Provided data:
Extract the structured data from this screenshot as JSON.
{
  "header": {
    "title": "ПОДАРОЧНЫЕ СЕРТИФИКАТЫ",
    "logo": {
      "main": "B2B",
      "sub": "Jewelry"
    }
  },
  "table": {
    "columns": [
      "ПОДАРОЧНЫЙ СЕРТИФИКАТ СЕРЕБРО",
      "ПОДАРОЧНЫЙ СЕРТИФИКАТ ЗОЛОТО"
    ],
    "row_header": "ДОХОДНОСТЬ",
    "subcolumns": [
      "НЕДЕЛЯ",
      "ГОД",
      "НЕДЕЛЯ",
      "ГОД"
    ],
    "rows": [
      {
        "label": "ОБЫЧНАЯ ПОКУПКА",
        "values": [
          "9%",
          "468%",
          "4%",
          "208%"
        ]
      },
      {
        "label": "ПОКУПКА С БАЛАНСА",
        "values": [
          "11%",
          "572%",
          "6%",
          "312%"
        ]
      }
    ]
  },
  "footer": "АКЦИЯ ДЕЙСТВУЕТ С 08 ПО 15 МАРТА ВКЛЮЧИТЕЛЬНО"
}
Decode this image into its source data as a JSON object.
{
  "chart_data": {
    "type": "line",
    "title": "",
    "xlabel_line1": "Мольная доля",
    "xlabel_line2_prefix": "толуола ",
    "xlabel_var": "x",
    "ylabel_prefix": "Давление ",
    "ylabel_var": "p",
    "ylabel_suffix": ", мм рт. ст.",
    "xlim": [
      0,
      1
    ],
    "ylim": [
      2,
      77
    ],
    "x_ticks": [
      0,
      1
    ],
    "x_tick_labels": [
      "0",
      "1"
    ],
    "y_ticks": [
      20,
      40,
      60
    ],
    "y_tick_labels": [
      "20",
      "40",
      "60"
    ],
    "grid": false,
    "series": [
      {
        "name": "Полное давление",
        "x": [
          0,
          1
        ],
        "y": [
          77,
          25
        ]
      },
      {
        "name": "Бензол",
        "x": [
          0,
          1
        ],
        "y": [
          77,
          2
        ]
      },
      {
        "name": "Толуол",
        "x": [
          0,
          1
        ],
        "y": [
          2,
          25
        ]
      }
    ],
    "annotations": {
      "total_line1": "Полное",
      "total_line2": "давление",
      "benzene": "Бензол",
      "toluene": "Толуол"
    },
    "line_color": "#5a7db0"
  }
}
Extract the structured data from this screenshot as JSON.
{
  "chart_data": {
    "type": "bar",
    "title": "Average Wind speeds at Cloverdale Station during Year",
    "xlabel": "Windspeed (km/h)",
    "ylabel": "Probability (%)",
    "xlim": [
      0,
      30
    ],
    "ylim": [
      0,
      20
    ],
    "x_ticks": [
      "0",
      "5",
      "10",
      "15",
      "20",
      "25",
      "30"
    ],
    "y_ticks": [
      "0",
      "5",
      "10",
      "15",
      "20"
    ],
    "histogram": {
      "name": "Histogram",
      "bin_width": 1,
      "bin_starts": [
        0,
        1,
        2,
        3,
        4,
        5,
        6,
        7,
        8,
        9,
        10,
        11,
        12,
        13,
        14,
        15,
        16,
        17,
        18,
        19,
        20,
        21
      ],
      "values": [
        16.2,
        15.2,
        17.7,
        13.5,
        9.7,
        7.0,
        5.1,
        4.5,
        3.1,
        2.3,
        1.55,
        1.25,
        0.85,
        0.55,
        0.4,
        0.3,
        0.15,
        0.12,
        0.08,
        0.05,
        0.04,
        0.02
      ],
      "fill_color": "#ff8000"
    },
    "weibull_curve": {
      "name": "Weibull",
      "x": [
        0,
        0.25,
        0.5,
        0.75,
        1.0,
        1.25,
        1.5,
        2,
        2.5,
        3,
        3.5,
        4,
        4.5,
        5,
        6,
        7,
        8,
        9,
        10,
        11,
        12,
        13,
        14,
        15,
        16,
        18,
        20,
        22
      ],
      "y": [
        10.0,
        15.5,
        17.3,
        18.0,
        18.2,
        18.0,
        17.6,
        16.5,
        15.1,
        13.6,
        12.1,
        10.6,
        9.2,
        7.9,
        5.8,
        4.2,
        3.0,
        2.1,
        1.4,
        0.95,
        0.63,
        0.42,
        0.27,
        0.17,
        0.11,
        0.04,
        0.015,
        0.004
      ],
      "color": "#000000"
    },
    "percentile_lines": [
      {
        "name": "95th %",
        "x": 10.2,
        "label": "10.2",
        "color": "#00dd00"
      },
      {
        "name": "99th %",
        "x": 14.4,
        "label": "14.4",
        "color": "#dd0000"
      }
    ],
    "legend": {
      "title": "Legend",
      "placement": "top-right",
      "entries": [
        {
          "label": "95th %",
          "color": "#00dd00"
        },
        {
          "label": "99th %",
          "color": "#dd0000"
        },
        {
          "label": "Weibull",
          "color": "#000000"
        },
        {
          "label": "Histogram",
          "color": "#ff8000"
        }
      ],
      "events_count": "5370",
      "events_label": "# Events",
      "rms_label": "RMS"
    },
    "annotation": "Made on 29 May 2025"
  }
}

Requirements: Copy out each line of the records that holds the string "title".

Expected answer:
    "title": "ПОДАРОЧНЫЕ СЕРТИФИКАТЫ",
    "title": "",
    "title": "Average Wind speeds at Cloverdale Station during Year",
      "title": "Legend",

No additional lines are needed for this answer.